** Begin **
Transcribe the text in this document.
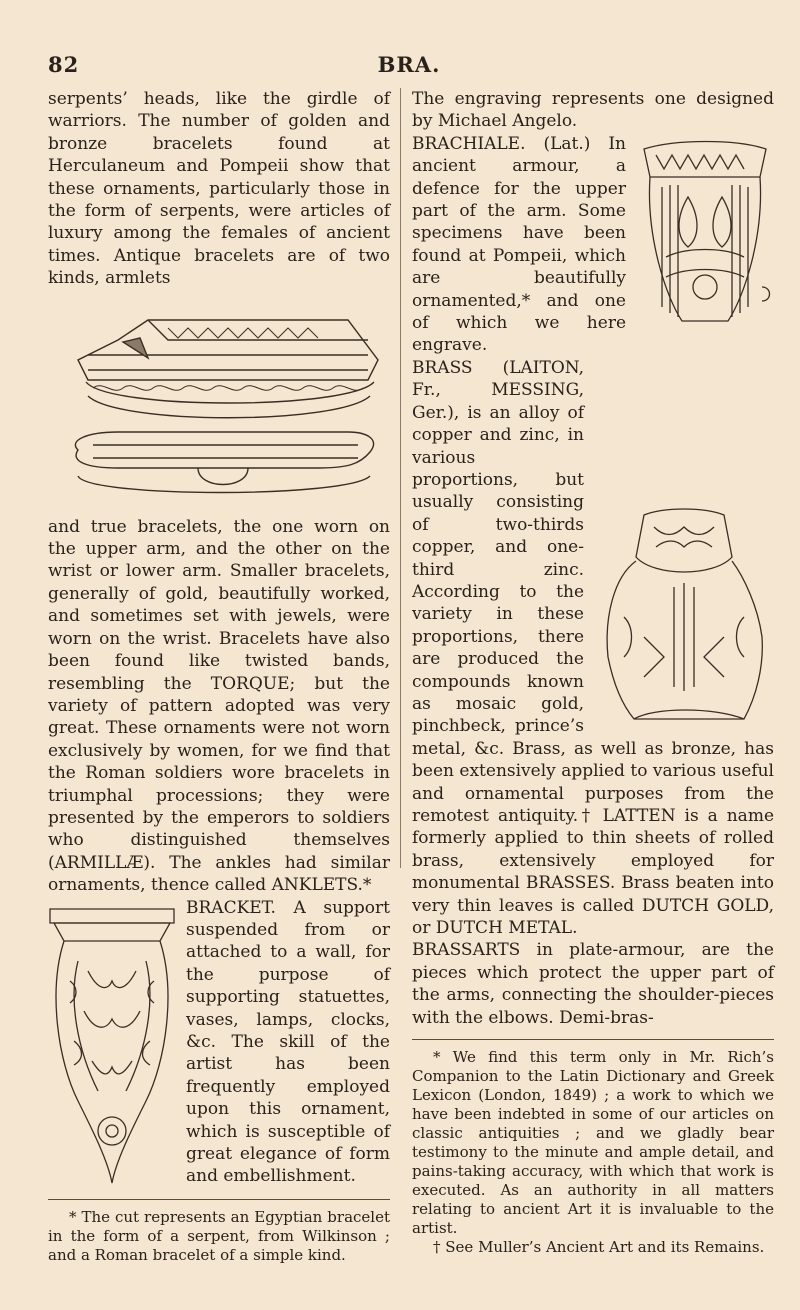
82	BRA.

serpents’ heads, like the girdle of warriors. The number of golden and bronze bracelets found at Herculaneum and Pompeii show that these ornaments, particularly those in the form of serpents, were articles of luxury among the females of ancient times. Antique bracelets are of two kinds, armlets

and true bracelets, the one worn on the upper arm, and the other on the wrist or lower arm. Smaller bracelets, generally of gold, beautifully worked, and sometimes set with jewels, were worn on the wrist. Bracelets have also been found like twisted bands, resembling the TORQUE; but the variety of pattern adopted was very great. These ornaments were not worn exclusively by women, for we find that the Roman soldiers wore bracelets in triumphal processions; they were presented by the emperors to soldiers who distinguished themselves (ARMILLÆ). The ankles had similar ornaments, thence called ANKLETS.*

BRACKET. A support suspended from or attached to a wall, for the purpose of supporting statuettes, vases, lamps, clocks, &c. The skill of the artist has been frequently employed upon this ornament, which is susceptible of great elegance of form and embellishment.

* The cut represents an Egyptian bracelet in the form of a serpent, from Wilkinson ; and a Roman bracelet of a simple kind.

The engraving represents one designed by Michael Angelo.

BRACHIALE. (Lat.) In ancient armour, a defence for the upper part of the arm. Some specimens have been found at Pompeii, which are beautifully ornamented,* and one of which we here engrave.

BRASS (LAITON, Fr., MESSING, Ger.), is an alloy of copper and zinc, in various proportions, but usually consisting of two-thirds copper, and one-third zinc. According to the variety in these proportions, there are produced the compounds known as mosaic gold, pinchbeck, prince’s metal, &c. Brass, as well as bronze, has been extensively applied to various useful and ornamental purposes from the remotest antiquity.† LATTEN is a name formerly applied to thin sheets of rolled brass, extensively employed for monumental BRASSES. Brass beaten into very thin leaves is called DUTCH GOLD, or DUTCH METAL.

BRASSARTS in plate-armour, are the pieces which protect the upper part of the arms, connecting the shoulder-pieces with the elbows. Demi-bras-

* We find this term only in Mr. Rich’s Companion to the Latin Dictionary and Greek Lexicon (London, 1849) ; a work to which we have been indebted in some of our articles on classic antiquities ; and we gladly bear testimony to the minute and ample detail, and pains-taking accuracy, with which that work is executed. As an authority in all matters relating to ancient Art it is invaluable to the artist.

† See Muller’s Ancient Art and its Remains.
** End **
▶ _Aim_:
Retype everything in the material word for word, minus pictures.

▶ _Full solution_:
Transcribe the text in this document.
82	BRA.

serpents’ heads, like the girdle of warriors. The number of golden and bronze bracelets found at Herculaneum and Pompeii show that these ornaments, particularly those in the form of serpents, were articles of luxury among the females of ancient times. Antique bracelets are of two kinds, armlets

and true bracelets, the one worn on the upper arm, and the other on the wrist or lower arm. Smaller bracelets, generally of gold, beautifully worked, and sometimes set with jewels, were worn on the wrist. Bracelets have also been found like twisted bands, resembling the TORQUE; but the variety of pattern adopted was very great. These ornaments were not worn exclusively by women, for we find that the Roman soldiers wore bracelets in triumphal processions; they were presented by the emperors to soldiers who distinguished themselves (ARMILLÆ). The ankles had similar ornaments, thence called ANKLETS.*

BRACKET. A support suspended from or attached to a wall, for the purpose of supporting statuettes, vases, lamps, clocks, &c. The skill of the artist has been frequently employed upon this ornament, which is susceptible of great elegance of form and embellishment.

* The cut represents an Egyptian bracelet in the form of a serpent, from Wilkinson ; and a Roman bracelet of a simple kind.

The engraving represents one designed by Michael Angelo.

BRACHIALE. (Lat.) In ancient armour, a defence for the upper part of the arm. Some specimens have been found at Pompeii, which are beautifully ornamented,* and one of which we here engrave.

BRASS (LAITON, Fr., MESSING, Ger.), is an alloy of copper and zinc, in various proportions, but usually consisting of two-thirds copper, and one-third zinc. According to the variety in these proportions, there are produced the compounds known as mosaic gold, pinchbeck, prince’s metal, &c. Brass, as well as bronze, has been extensively applied to various useful and ornamental purposes from the remotest antiquity.† LATTEN is a name formerly applied to thin sheets of rolled brass, extensively employed for monumental BRASSES. Brass beaten into very thin leaves is called DUTCH GOLD, or DUTCH METAL.

BRASSARTS in plate-armour, are the pieces which protect the upper part of the arms, connecting the shoulder-pieces with the elbows. Demi-bras-

* We find this term only in Mr. Rich’s Companion to the Latin Dictionary and Greek Lexicon (London, 1849) ; a work to which we have been indebted in some of our articles on classic antiquities ; and we gladly bear testimony to the minute and ample detail, and pains-taking accuracy, with which that work is executed. As an authority in all matters relating to ancient Art it is invaluable to the artist.

† See Muller’s Ancient Art and its Remains.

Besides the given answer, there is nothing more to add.